DIRECTIVE:
Only a number is wanted here: the number of lines of the data that include "thankful".

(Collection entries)
════════════════
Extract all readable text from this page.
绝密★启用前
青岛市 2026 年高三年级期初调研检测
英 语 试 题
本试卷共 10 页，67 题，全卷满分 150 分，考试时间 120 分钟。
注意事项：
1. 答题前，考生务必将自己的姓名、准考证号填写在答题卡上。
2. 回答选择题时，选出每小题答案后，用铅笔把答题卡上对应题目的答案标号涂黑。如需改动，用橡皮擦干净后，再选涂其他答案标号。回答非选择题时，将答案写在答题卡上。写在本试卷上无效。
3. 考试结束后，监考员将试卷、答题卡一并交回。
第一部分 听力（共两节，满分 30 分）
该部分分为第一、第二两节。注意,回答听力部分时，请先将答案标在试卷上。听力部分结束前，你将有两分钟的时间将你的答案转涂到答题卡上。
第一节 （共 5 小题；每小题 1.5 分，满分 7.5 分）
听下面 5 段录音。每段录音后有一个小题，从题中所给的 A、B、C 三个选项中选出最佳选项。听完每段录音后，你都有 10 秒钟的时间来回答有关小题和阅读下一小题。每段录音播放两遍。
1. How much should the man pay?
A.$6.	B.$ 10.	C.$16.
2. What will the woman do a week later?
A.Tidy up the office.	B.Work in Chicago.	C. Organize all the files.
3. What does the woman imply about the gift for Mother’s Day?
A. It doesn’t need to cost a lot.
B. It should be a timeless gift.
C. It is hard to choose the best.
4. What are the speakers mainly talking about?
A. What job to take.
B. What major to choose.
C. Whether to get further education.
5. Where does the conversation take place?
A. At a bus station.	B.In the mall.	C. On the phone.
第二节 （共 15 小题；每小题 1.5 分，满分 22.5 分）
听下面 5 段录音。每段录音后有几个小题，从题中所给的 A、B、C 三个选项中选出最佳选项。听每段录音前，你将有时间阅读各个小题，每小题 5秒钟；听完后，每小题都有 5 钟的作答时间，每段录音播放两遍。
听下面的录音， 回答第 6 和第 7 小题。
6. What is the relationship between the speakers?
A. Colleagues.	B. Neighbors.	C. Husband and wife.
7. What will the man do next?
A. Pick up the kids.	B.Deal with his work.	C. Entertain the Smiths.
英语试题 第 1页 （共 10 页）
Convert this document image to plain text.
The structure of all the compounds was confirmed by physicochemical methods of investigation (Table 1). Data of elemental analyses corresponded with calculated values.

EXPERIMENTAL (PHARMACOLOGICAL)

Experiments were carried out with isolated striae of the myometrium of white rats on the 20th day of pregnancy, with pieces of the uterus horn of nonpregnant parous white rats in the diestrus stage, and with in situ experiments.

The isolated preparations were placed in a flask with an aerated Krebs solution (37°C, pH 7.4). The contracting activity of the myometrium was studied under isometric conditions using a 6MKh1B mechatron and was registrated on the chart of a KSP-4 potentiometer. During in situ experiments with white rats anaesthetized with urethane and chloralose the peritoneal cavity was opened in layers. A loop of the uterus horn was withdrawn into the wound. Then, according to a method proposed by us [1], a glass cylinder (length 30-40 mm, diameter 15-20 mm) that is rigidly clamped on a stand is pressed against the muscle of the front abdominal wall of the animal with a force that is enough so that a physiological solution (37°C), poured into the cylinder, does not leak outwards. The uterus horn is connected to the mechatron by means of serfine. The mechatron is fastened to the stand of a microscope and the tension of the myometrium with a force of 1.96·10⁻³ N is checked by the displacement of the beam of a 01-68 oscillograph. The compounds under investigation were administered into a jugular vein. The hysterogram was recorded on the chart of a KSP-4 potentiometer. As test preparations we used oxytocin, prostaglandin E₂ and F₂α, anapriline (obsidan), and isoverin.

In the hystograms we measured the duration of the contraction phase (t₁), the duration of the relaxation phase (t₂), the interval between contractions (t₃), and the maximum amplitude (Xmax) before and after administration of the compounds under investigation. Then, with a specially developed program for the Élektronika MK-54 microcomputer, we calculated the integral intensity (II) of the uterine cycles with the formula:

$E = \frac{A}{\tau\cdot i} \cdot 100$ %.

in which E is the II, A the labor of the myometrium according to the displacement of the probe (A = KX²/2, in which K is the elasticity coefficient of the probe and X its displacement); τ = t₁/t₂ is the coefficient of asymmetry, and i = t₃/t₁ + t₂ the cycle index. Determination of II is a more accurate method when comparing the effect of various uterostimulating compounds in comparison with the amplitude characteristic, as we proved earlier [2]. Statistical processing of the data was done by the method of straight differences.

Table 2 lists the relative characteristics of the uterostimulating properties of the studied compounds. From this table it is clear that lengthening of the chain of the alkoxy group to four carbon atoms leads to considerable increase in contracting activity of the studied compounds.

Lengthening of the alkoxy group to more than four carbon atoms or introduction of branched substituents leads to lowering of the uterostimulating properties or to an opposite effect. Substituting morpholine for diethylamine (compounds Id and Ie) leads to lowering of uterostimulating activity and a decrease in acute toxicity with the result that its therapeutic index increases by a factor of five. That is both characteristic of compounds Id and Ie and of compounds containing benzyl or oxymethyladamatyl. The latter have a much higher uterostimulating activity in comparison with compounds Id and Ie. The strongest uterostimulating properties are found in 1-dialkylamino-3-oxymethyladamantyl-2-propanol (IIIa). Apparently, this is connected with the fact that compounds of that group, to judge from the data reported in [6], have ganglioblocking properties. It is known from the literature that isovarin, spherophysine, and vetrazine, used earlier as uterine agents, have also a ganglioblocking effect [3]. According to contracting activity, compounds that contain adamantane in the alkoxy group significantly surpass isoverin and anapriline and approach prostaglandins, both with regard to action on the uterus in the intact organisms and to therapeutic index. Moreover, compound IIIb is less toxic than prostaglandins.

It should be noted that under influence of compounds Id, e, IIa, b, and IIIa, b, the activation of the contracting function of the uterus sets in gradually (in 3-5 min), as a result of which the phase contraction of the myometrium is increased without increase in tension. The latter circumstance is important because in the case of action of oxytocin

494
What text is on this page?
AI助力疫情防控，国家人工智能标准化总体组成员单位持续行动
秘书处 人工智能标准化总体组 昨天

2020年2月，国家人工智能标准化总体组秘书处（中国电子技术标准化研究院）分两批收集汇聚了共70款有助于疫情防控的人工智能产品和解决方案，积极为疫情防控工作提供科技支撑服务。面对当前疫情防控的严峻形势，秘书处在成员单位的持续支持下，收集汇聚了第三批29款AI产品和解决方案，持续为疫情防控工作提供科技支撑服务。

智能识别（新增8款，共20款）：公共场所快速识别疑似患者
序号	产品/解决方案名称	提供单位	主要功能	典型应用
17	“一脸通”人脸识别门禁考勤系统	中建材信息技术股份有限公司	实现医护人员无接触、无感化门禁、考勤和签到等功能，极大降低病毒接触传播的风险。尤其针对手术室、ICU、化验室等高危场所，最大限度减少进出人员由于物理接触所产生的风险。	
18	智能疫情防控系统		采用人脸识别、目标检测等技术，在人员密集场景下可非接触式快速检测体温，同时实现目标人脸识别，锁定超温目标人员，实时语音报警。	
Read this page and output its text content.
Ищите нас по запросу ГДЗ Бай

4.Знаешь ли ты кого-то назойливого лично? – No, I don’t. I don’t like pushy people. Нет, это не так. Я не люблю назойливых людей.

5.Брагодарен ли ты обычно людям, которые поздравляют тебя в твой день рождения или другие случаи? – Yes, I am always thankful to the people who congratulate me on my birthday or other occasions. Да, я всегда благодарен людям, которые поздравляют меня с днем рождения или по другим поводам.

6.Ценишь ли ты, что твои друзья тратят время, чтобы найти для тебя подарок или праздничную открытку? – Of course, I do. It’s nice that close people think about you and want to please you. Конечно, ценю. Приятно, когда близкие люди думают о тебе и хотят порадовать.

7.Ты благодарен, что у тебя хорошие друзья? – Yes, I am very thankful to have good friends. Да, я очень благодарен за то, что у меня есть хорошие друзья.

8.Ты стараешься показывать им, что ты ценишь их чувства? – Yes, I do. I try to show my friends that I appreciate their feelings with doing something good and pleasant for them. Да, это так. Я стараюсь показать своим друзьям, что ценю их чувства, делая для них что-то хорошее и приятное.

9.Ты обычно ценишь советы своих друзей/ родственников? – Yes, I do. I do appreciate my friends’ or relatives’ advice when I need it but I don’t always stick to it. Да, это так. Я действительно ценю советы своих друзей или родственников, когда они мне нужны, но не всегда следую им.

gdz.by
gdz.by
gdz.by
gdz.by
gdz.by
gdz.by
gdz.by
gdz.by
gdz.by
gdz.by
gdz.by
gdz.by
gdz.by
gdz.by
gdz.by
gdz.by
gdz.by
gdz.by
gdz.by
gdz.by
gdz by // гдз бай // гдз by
════════════════
CORRECT RESPONSE:
2